__THE REQUEST__
Every line below that mentions the word "date" should be copied out.
### DATA EXTRACT
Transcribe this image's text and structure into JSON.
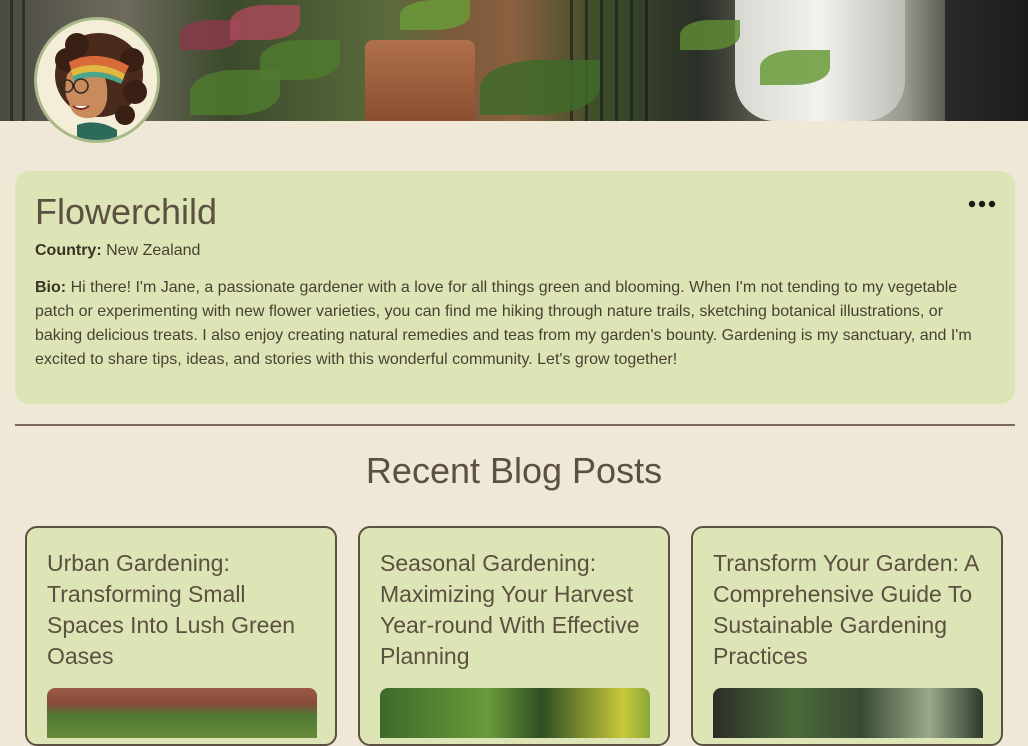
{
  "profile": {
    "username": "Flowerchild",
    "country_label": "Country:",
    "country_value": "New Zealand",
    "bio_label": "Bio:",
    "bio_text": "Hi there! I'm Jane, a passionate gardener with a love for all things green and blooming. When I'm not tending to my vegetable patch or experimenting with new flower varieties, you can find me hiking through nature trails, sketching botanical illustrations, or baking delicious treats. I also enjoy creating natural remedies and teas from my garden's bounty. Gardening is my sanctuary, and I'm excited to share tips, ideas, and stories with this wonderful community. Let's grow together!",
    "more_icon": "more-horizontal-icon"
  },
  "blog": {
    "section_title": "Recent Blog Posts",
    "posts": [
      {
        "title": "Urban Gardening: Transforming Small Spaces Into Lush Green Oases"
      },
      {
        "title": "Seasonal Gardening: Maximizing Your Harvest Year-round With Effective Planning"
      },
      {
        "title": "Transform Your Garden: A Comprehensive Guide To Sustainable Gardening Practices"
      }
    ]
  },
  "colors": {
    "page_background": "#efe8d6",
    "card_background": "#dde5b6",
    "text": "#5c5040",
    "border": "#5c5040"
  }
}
######
### DATA EXTRACT
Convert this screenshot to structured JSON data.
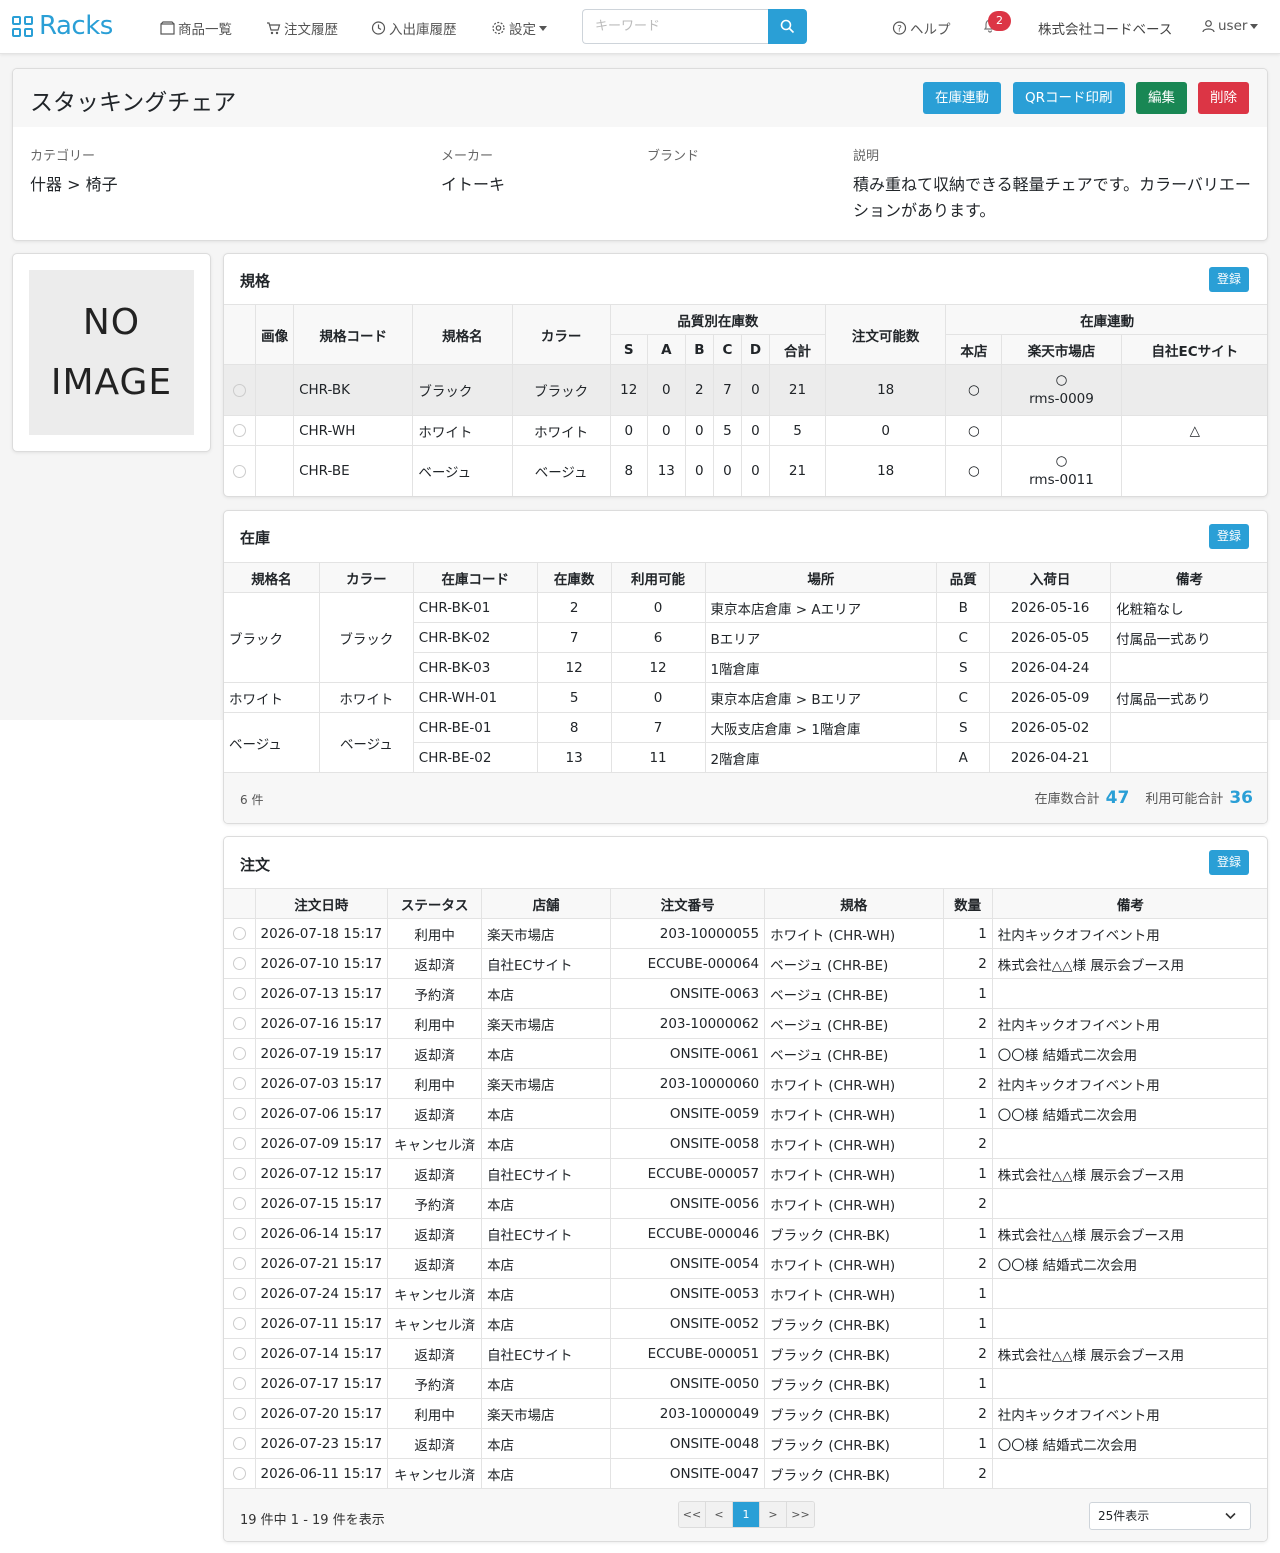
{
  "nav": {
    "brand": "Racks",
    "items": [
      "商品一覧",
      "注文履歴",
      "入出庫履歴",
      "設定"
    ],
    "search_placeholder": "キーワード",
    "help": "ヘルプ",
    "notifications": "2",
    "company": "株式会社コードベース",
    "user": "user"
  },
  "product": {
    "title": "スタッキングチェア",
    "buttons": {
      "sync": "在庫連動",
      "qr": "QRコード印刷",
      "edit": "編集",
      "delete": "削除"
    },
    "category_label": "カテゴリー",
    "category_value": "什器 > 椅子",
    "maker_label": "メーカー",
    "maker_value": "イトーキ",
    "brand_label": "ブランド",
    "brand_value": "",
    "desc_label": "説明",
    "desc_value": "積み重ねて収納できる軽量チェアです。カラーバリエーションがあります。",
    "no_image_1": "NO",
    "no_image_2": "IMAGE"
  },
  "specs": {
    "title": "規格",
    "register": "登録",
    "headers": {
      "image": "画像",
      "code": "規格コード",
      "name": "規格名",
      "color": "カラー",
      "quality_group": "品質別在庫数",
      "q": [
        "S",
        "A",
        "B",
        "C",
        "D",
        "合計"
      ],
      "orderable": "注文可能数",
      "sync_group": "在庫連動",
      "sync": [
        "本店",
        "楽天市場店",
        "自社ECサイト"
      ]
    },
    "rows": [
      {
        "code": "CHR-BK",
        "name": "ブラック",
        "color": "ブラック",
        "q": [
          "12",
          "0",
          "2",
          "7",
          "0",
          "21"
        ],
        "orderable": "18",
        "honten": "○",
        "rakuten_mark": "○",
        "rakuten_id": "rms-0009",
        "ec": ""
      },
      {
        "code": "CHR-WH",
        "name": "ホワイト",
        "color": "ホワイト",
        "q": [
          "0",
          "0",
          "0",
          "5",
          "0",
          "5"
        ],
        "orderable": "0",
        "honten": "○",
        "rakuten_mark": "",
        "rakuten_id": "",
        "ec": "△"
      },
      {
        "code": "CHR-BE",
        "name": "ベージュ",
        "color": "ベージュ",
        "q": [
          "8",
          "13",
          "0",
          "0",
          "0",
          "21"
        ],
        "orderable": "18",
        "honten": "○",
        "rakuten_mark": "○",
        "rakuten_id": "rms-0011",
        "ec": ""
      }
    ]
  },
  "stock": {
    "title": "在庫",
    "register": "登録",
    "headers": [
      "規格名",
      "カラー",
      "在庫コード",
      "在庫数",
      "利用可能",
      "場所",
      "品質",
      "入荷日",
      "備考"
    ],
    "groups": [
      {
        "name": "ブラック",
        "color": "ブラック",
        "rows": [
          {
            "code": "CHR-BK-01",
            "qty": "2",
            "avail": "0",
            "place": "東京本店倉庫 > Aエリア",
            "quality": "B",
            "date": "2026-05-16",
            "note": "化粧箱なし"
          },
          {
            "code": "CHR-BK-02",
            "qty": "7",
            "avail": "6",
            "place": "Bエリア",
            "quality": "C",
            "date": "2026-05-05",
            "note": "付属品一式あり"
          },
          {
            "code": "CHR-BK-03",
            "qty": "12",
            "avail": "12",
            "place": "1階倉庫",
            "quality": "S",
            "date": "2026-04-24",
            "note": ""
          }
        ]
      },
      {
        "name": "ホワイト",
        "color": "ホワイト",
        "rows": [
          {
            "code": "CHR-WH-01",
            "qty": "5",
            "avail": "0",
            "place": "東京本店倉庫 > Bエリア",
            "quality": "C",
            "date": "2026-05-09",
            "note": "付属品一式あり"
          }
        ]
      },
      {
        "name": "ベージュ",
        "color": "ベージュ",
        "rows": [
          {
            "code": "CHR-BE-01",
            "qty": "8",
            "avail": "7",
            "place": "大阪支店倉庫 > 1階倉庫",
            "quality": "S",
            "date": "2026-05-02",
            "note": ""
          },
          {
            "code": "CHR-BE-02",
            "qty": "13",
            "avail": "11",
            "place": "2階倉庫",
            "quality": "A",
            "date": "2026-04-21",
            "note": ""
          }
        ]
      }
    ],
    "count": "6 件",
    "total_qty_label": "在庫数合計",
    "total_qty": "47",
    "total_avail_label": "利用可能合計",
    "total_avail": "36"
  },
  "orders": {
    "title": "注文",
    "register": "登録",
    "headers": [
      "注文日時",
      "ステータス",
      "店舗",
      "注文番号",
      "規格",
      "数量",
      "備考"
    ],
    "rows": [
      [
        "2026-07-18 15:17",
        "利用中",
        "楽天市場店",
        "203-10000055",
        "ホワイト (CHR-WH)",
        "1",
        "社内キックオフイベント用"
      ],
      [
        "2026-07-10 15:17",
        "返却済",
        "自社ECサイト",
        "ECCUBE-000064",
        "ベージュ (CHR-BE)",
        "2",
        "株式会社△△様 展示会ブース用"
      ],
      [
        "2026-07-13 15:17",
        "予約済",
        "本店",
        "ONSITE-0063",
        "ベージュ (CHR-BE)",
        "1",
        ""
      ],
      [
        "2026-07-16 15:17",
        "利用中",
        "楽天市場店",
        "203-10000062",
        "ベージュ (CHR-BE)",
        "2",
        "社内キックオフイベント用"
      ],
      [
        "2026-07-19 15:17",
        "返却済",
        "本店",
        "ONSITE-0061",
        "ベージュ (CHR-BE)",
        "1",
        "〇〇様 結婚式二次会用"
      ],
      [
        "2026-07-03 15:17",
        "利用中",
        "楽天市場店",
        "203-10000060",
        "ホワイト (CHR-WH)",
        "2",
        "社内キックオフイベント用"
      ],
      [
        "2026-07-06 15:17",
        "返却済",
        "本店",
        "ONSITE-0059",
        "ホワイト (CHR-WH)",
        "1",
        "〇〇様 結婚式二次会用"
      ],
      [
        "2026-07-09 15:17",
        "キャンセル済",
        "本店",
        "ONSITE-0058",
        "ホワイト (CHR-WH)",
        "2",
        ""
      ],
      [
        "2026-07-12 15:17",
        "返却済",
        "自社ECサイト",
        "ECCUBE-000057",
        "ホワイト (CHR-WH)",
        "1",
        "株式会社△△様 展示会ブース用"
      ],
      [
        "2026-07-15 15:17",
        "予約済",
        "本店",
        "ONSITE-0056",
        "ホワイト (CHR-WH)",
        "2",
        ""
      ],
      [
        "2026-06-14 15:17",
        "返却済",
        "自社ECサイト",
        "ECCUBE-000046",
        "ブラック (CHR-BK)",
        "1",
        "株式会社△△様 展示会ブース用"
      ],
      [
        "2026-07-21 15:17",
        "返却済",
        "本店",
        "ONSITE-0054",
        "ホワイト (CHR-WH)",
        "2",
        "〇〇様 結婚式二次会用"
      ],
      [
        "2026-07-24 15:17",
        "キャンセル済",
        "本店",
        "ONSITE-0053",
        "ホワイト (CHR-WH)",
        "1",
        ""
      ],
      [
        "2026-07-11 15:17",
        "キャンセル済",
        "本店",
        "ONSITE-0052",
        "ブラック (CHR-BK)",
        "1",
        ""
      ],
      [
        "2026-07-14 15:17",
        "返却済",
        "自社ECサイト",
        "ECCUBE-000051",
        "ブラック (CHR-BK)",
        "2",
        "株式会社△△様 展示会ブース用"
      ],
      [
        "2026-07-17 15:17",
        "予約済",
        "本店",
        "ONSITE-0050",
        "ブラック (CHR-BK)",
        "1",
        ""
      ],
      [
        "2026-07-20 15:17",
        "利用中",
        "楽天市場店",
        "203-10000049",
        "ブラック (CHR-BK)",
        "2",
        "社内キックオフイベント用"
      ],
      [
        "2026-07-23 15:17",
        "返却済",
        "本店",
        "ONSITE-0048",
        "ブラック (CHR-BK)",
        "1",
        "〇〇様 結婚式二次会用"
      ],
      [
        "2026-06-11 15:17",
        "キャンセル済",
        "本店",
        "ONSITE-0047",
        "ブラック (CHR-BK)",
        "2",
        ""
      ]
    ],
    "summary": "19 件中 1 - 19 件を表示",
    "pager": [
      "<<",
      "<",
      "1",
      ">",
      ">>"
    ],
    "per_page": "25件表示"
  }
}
######
__ANSWER TO THIS TASK__
            "date": "2026-05-16",
            "date": "2026-05-05",
            "date": "2026-04-24",
            "date": "2026-05-09",
            "date": "2026-05-02",
            "date": "2026-04-21",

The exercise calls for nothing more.